Set exercise
Write out the lines from the one containing "svg-text:Rear Window: Rear" up to and including the one containing "svg-text:from Ignition Switch: from", unchanged.

---------- Supplied records

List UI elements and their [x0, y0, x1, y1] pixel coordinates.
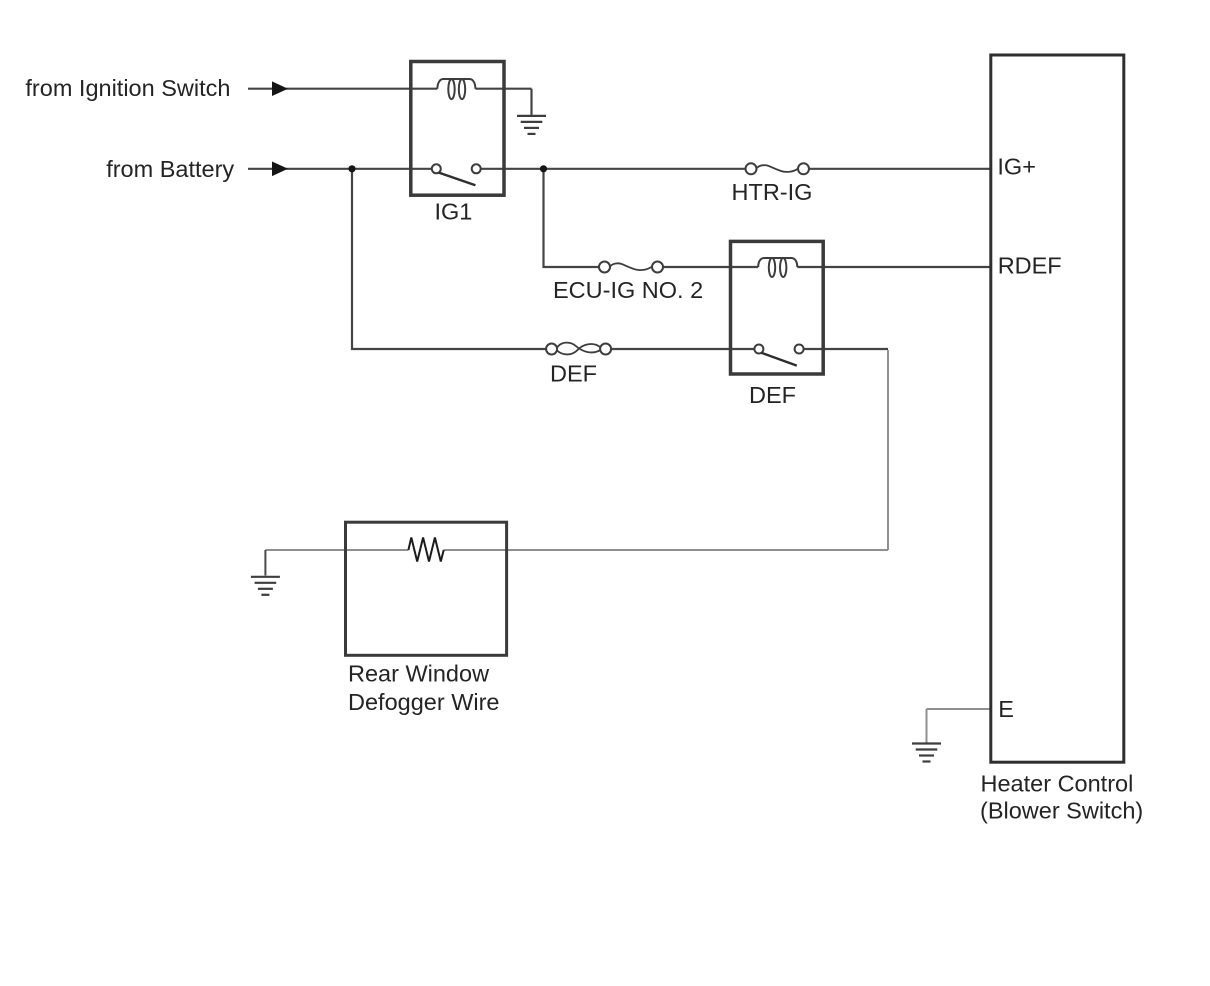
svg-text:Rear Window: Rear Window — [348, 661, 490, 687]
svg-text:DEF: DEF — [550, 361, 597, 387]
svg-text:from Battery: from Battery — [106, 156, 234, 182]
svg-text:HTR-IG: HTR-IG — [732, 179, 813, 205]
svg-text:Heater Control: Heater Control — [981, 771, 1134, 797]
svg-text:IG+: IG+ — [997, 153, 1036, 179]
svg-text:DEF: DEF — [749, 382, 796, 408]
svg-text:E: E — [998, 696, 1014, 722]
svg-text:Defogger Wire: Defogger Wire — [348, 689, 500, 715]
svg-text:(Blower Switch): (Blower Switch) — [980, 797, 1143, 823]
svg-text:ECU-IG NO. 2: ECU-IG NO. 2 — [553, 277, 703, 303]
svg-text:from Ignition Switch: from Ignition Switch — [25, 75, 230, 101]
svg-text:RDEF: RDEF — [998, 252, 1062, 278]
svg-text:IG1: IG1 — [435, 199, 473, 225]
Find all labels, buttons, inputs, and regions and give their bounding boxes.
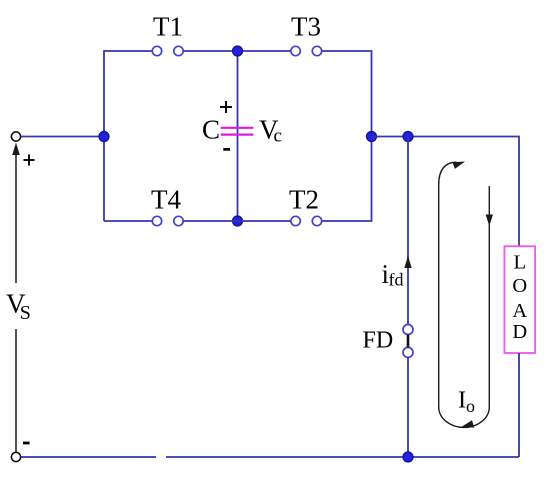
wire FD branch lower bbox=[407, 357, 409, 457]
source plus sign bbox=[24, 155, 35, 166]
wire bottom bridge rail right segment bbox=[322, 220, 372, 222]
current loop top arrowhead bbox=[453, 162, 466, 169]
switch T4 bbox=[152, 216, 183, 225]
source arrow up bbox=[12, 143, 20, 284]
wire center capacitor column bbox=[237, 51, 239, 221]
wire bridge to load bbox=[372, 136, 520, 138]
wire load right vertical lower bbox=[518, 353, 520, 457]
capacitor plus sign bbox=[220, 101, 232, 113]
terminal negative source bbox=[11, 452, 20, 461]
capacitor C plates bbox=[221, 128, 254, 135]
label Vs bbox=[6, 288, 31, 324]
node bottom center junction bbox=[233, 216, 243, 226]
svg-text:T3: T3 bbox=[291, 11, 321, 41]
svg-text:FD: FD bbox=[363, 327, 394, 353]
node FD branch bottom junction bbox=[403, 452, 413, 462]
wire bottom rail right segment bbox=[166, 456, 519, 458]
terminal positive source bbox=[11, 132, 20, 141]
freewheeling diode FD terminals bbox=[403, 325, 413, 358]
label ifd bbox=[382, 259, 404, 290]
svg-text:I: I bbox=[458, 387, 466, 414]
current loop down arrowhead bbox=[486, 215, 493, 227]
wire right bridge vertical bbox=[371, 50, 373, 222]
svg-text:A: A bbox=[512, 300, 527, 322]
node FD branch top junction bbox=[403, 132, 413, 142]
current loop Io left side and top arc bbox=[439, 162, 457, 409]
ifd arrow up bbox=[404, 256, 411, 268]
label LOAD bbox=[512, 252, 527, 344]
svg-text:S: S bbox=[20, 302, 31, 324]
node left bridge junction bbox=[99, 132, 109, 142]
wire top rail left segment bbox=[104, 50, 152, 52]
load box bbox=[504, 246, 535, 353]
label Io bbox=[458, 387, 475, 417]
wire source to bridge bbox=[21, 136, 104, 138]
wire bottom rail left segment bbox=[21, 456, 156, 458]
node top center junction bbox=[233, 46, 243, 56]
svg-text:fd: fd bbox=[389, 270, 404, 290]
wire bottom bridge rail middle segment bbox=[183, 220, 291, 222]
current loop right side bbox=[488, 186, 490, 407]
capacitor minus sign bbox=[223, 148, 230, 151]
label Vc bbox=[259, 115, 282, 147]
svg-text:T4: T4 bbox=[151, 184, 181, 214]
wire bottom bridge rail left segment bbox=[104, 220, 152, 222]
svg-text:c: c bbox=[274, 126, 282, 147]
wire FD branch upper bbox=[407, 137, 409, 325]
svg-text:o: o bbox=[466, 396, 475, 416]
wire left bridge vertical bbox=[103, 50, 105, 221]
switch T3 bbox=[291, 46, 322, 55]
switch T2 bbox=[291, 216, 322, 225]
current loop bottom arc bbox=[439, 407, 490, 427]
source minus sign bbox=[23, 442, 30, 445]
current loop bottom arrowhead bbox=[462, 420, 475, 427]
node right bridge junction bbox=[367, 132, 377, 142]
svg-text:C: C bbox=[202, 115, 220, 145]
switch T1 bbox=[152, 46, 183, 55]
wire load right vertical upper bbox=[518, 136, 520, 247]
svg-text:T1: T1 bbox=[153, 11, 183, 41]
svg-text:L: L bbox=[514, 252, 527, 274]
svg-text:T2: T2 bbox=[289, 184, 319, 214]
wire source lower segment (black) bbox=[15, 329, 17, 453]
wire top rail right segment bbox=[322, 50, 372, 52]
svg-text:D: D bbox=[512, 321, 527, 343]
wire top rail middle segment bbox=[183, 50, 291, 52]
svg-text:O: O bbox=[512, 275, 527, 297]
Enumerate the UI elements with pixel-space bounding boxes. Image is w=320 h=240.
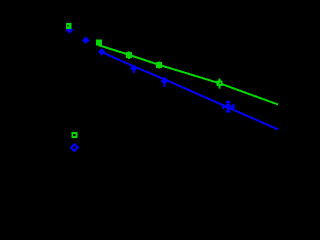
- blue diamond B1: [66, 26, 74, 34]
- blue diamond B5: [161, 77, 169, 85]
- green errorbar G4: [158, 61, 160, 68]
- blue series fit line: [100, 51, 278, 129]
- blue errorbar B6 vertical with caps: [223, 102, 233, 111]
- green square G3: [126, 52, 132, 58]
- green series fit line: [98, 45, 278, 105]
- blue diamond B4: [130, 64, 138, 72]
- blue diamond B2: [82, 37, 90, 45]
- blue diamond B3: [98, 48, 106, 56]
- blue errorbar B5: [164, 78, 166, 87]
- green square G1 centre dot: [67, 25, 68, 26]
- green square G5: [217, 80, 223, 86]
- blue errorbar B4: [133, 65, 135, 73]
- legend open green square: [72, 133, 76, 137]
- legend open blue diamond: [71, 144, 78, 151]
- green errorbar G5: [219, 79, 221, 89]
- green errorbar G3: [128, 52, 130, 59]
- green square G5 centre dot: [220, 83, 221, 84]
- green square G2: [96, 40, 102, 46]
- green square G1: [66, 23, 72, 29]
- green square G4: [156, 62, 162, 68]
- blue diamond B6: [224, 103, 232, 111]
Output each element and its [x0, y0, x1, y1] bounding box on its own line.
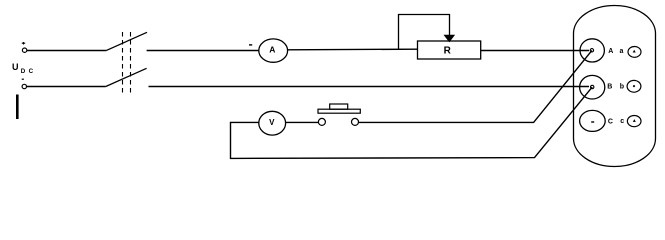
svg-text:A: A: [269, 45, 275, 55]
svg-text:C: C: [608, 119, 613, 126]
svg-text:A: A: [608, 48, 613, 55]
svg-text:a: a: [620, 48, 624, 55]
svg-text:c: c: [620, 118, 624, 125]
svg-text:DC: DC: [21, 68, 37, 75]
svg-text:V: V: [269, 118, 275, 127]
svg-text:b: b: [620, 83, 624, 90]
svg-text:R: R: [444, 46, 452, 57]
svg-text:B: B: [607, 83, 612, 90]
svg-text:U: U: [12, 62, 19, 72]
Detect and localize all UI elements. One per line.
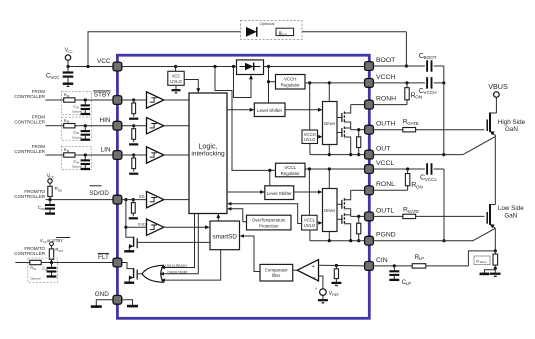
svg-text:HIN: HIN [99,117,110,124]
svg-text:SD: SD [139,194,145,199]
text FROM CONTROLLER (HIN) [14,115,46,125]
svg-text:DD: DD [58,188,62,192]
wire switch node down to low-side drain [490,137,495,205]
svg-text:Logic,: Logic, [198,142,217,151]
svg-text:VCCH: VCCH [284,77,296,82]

--------------------

Output of the exercise
svg-text:Rear Window: Rear Window — [348, 661, 490, 687]
svg-text:DEF: DEF — [550, 361, 597, 387]
svg-text:from Battery: from Battery — [106, 156, 234, 182]
svg-text:HTR-IG: HTR-IG — [732, 179, 813, 205]
svg-text:Heater Control: Heater Control — [981, 771, 1134, 797]
svg-text:IG+: IG+ — [997, 153, 1036, 179]
svg-text:DEF: DEF — [749, 382, 796, 408]
svg-text:E: E — [998, 696, 1014, 722]
svg-text:Defogger Wire: Defogger Wire — [348, 689, 500, 715]
svg-text:(Blower Switch): (Blower Switch) — [980, 797, 1143, 823]
svg-text:ECU-IG NO. 2: ECU-IG NO. 2 — [553, 277, 703, 303]
svg-text:from Ignition Switch: from Ignition Switch — [25, 75, 230, 101]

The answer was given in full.